* Task objective:
Print the full listing exactly.
═════ Exercise inputs ═════
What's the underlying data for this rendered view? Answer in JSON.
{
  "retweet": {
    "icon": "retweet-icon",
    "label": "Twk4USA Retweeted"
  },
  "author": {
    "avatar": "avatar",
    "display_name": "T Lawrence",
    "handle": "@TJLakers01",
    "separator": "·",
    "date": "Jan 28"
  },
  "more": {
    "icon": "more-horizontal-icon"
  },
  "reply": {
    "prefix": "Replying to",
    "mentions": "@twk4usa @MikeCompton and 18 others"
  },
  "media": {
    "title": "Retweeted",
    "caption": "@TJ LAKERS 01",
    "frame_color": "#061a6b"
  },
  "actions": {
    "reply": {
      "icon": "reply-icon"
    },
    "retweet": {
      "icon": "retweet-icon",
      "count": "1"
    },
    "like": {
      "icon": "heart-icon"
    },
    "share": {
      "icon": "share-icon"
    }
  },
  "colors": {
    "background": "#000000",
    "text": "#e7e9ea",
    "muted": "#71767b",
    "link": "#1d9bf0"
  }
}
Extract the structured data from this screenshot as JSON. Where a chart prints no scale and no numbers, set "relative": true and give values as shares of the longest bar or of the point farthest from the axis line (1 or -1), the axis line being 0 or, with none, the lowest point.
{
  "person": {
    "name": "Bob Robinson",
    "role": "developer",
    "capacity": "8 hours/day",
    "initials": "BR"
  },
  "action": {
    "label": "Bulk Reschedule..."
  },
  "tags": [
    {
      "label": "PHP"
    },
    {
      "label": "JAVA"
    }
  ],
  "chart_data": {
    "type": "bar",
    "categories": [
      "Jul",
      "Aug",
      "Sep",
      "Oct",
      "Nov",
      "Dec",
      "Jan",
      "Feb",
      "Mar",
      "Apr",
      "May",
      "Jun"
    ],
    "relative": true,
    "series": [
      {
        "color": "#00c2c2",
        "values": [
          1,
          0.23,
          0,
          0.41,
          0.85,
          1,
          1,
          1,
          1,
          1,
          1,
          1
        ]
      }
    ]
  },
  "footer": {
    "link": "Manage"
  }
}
═════
* Correct response:
What's the underlying data for this rendered view? Answer in JSON.
{
  "retweet": {
    "icon": "retweet-icon",
    "label": "Twk4USA Retweeted"
  },
  "author": {
    "avatar": "avatar",
    "display_name": "T Lawrence",
    "handle": "@TJLakers01",
    "separator": "·",
    "date": "Jan 28"
  },
  "more": {
    "icon": "more-horizontal-icon"
  },
  "reply": {
    "prefix": "Replying to",
    "mentions": "@twk4usa @MikeCompton and 18 others"
  },
  "media": {
    "title": "Retweeted",
    "caption": "@TJ LAKERS 01",
    "frame_color": "#061a6b"
  },
  "actions": {
    "reply": {
      "icon": "reply-icon"
    },
    "retweet": {
      "icon": "retweet-icon",
      "count": "1"
    },
    "like": {
      "icon": "heart-icon"
    },
    "share": {
      "icon": "share-icon"
    }
  },
  "colors": {
    "background": "#000000",
    "text": "#e7e9ea",
    "muted": "#71767b",
    "link": "#1d9bf0"
  }
}
Extract the structured data from this screenshot as JSON. Where a chart prints no scale and no numbers, set "relative": true and give values as shares of the longest bar or of the point farthest from the axis line (1 or -1), the axis line being 0 or, with none, the lowest point.
{
  "person": {
    "name": "Bob Robinson",
    "role": "developer",
    "capacity": "8 hours/day",
    "initials": "BR"
  },
  "action": {
    "label": "Bulk Reschedule..."
  },
  "tags": [
    {
      "label": "PHP"
    },
    {
      "label": "JAVA"
    }
  ],
  "chart_data": {
    "type": "bar",
    "categories": [
      "Jul",
      "Aug",
      "Sep",
      "Oct",
      "Nov",
      "Dec",
      "Jan",
      "Feb",
      "Mar",
      "Apr",
      "May",
      "Jun"
    ],
    "relative": true,
    "series": [
      {
        "color": "#00c2c2",
        "values": [
          1,
          0.23,
          0,
          0.41,
          0.85,
          1,
          1,
          1,
          1,
          1,
          1,
          1
        ]
      }
    ]
  },
  "footer": {
    "link": "Manage"
  }
}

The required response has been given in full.